**Description of the task:** Do not carry the pictures over; copy every other part of the entries exactly.
[START OF Data supplied]
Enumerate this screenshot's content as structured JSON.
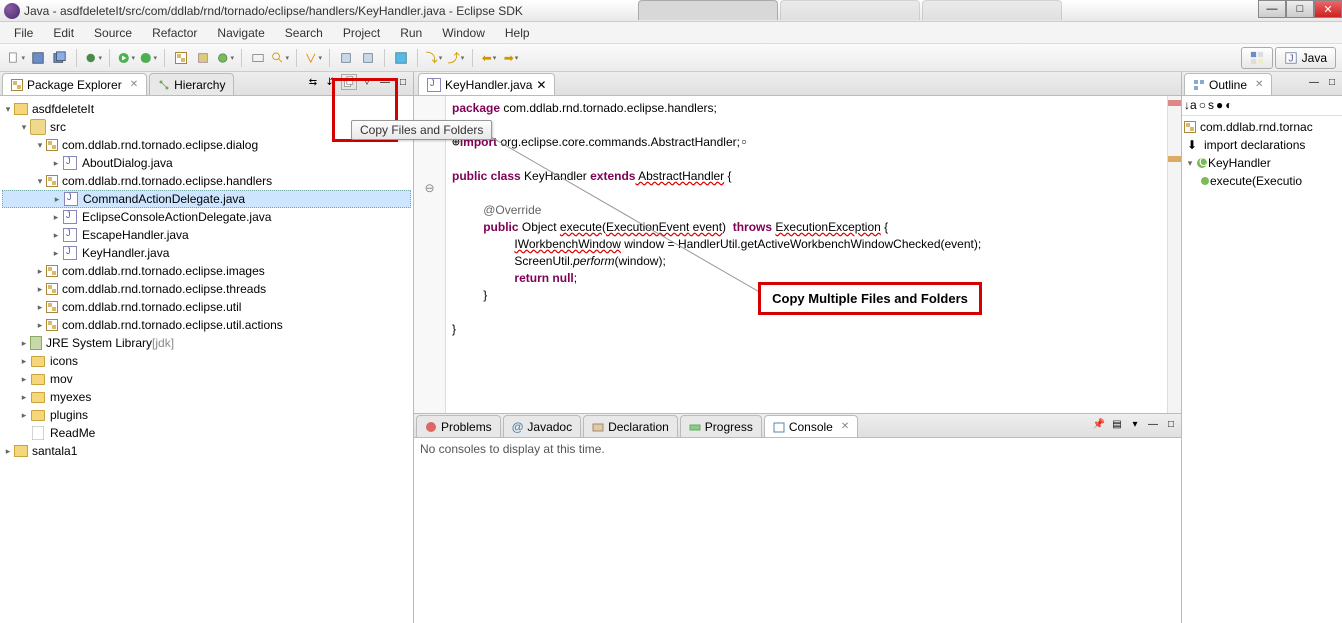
{
  "window": {
    "title": "Java - asdfdeleteIt/src/com/ddlab/rnd/tornado/eclipse/handlers/KeyHandler.java - Eclipse SDK"
  },
  "menu": [
    "File",
    "Edit",
    "Source",
    "Refactor",
    "Navigate",
    "Search",
    "Project",
    "Run",
    "Window",
    "Help"
  ],
  "perspective": {
    "label": "Java"
  },
  "views": {
    "pkg_explorer": "Package Explorer",
    "hierarchy": "Hierarchy",
    "outline": "Outline"
  },
  "tooltip": "Copy Files and Folders",
  "annotation": "Copy Multiple Files and Folders",
  "tree": {
    "p0": "asdfdeleteIt",
    "p1": "src",
    "p2": "com.ddlab.rnd.tornado.eclipse.dialog",
    "p2a": "AboutDialog.java",
    "p3": "com.ddlab.rnd.tornado.eclipse.handlers",
    "p3a": "CommandActionDelegate.java",
    "p3b": "EclipseConsoleActionDelegate.java",
    "p3c": "EscapeHandler.java",
    "p3d": "KeyHandler.java",
    "p4": "com.ddlab.rnd.tornado.eclipse.images",
    "p5": "com.ddlab.rnd.tornado.eclipse.threads",
    "p6": "com.ddlab.rnd.tornado.eclipse.util",
    "p7": "com.ddlab.rnd.tornado.eclipse.util.actions",
    "p8": "JRE System Library",
    "p8suf": "[jdk]",
    "p9": "icons",
    "p10": "mov",
    "p11": "myexes",
    "p12": "plugins",
    "p13": "ReadMe",
    "q0": "santala1"
  },
  "editor": {
    "filename": "KeyHandler.java",
    "code": {
      "l1a": "package",
      "l1b": " com.ddlab.rnd.tornado.eclipse.handlers;",
      "l2a": "import",
      "l2b": " org.eclipse.core.commands.AbstractHandler;",
      "l3a": "public",
      "l3b": " class",
      "l3c": " KeyHandler ",
      "l3d": "extends",
      "l3e": " AbstractHandler",
      "l3f": " {",
      "l4": "@Override",
      "l5a": "public",
      "l5b": " Object ",
      "l5c": "execute",
      "l5d": "(",
      "l5e": "ExecutionEvent",
      "l5f": " event",
      "l5g": ")  ",
      "l5h": "throws",
      "l5i": " ",
      "l5j": "ExecutionException",
      "l5k": " {",
      "l6a": "IWorkbenchWindow",
      "l6b": " window = HandlerUtil.getActiveWorkbenchWindowChecked(event);",
      "l7a": "ScreenUtil.",
      "l7b": "perform",
      "l7c": "(window);",
      "l8a": "return",
      "l8b": " null",
      "l8c": ";",
      "l9": "}",
      "l10": "}"
    }
  },
  "bottom": {
    "tabs": [
      "Problems",
      "Javadoc",
      "Declaration",
      "Progress",
      "Console"
    ],
    "empty": "No consoles to display at this time."
  },
  "outline": {
    "i0": "com.ddlab.rnd.tornac",
    "i1": "import declarations",
    "i2": "KeyHandler",
    "i3": "execute(Executio"
  }
}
[END OF Data supplied]
**Answer to the problem:**
Enumerate this screenshot's content as structured JSON.
{
  "window": {
    "title": "Java - asdfdeleteIt/src/com/ddlab/rnd/tornado/eclipse/handlers/KeyHandler.java - Eclipse SDK"
  },
  "menu": [
    "File",
    "Edit",
    "Source",
    "Refactor",
    "Navigate",
    "Search",
    "Project",
    "Run",
    "Window",
    "Help"
  ],
  "perspective": {
    "label": "Java"
  },
  "views": {
    "pkg_explorer": "Package Explorer",
    "hierarchy": "Hierarchy",
    "outline": "Outline"
  },
  "tooltip": "Copy Files and Folders",
  "annotation": "Copy Multiple Files and Folders",
  "tree": {
    "p0": "asdfdeleteIt",
    "p1": "src",
    "p2": "com.ddlab.rnd.tornado.eclipse.dialog",
    "p2a": "AboutDialog.java",
    "p3": "com.ddlab.rnd.tornado.eclipse.handlers",
    "p3a": "CommandActionDelegate.java",
    "p3b": "EclipseConsoleActionDelegate.java",
    "p3c": "EscapeHandler.java",
    "p3d": "KeyHandler.java",
    "p4": "com.ddlab.rnd.tornado.eclipse.images",
    "p5": "com.ddlab.rnd.tornado.eclipse.threads",
    "p6": "com.ddlab.rnd.tornado.eclipse.util",
    "p7": "com.ddlab.rnd.tornado.eclipse.util.actions",
    "p8": "JRE System Library",
    "p8suf": "[jdk]",
    "p9": "icons",
    "p10": "mov",
    "p11": "myexes",
    "p12": "plugins",
    "p13": "ReadMe",
    "q0": "santala1"
  },
  "editor": {
    "filename": "KeyHandler.java",
    "code": {
      "l1a": "package",
      "l1b": " com.ddlab.rnd.tornado.eclipse.handlers;",
      "l2a": "import",
      "l2b": " org.eclipse.core.commands.AbstractHandler;",
      "l3a": "public",
      "l3b": " class",
      "l3c": " KeyHandler ",
      "l3d": "extends",
      "l3e": " AbstractHandler",
      "l3f": " {",
      "l4": "@Override",
      "l5a": "public",
      "l5b": " Object ",
      "l5c": "execute",
      "l5d": "(",
      "l5e": "ExecutionEvent",
      "l5f": " event",
      "l5g": ")  ",
      "l5h": "throws",
      "l5i": " ",
      "l5j": "ExecutionException",
      "l5k": " {",
      "l6a": "IWorkbenchWindow",
      "l6b": " window = HandlerUtil.getActiveWorkbenchWindowChecked(event);",
      "l7a": "ScreenUtil.",
      "l7b": "perform",
      "l7c": "(window);",
      "l8a": "return",
      "l8b": " null",
      "l8c": ";",
      "l9": "}",
      "l10": "}"
    }
  },
  "bottom": {
    "tabs": [
      "Problems",
      "Javadoc",
      "Declaration",
      "Progress",
      "Console"
    ],
    "empty": "No consoles to display at this time."
  },
  "outline": {
    "i0": "com.ddlab.rnd.tornac",
    "i1": "import declarations",
    "i2": "KeyHandler",
    "i3": "execute(Executio"
  }
}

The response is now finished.